◆ AIM OF THE TASK ◆
Which lines in the items below contain the word "CRESCENT"? Return each of those lines in full, treating uppercase and lowercase as different.

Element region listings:
BEGIN

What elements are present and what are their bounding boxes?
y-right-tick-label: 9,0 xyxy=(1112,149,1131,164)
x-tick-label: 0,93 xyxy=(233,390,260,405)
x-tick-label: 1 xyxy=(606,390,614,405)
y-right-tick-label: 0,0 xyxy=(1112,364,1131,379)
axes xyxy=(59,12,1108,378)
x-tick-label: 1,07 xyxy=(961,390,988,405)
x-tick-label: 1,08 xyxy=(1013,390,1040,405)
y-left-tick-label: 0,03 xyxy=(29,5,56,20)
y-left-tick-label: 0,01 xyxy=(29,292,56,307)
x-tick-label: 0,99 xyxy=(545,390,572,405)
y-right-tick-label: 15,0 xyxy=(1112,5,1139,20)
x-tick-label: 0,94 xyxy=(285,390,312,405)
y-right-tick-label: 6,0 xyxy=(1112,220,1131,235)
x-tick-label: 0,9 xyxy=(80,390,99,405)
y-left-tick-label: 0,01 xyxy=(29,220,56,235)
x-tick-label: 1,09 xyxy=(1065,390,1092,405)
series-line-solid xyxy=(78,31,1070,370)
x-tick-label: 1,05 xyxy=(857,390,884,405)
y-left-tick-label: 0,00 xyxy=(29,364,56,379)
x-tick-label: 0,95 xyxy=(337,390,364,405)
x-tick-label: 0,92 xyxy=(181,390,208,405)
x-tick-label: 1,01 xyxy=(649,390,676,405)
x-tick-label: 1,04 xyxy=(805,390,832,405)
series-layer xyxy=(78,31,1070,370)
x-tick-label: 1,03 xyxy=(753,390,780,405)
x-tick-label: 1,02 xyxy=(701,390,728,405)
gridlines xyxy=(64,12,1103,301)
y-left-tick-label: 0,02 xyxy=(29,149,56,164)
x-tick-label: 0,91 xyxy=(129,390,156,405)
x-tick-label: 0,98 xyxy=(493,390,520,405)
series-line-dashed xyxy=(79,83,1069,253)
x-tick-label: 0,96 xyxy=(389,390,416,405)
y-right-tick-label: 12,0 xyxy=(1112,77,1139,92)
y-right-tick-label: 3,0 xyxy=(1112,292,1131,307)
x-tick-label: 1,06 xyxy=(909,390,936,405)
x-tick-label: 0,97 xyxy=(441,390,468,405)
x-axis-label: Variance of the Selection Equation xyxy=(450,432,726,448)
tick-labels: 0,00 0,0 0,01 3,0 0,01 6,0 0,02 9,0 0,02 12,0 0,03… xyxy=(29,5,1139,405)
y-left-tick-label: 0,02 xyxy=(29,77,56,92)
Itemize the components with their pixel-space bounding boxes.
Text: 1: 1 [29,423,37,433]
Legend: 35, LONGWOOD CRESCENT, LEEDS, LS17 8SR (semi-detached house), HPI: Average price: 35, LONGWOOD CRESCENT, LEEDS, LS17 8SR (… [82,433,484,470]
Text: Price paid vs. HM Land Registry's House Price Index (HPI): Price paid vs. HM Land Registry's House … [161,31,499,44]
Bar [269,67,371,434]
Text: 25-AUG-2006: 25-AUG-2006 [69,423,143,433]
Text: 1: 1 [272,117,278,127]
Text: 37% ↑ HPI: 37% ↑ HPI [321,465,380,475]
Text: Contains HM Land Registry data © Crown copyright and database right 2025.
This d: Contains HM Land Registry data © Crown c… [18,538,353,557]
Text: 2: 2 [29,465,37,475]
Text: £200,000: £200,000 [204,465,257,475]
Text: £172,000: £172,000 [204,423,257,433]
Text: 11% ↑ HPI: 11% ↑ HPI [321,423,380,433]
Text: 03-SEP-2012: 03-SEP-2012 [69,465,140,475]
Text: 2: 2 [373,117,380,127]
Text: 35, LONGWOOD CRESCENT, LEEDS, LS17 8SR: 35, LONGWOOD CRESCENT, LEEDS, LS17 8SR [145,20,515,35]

END

◆ SOLUTION ◆
Legend: 35, LONGWOOD CRESCENT, LEEDS, LS17 8SR (semi-detached house), HPI: Average price: 35, LONGWOOD CRESCENT, LEEDS, LS17 8SR (… [82,433,484,470]
Text: 35, LONGWOOD CRESCENT, LEEDS, LS17 8SR: 35, LONGWOOD CRESCENT, LEEDS, LS17 8SR [145,20,515,35]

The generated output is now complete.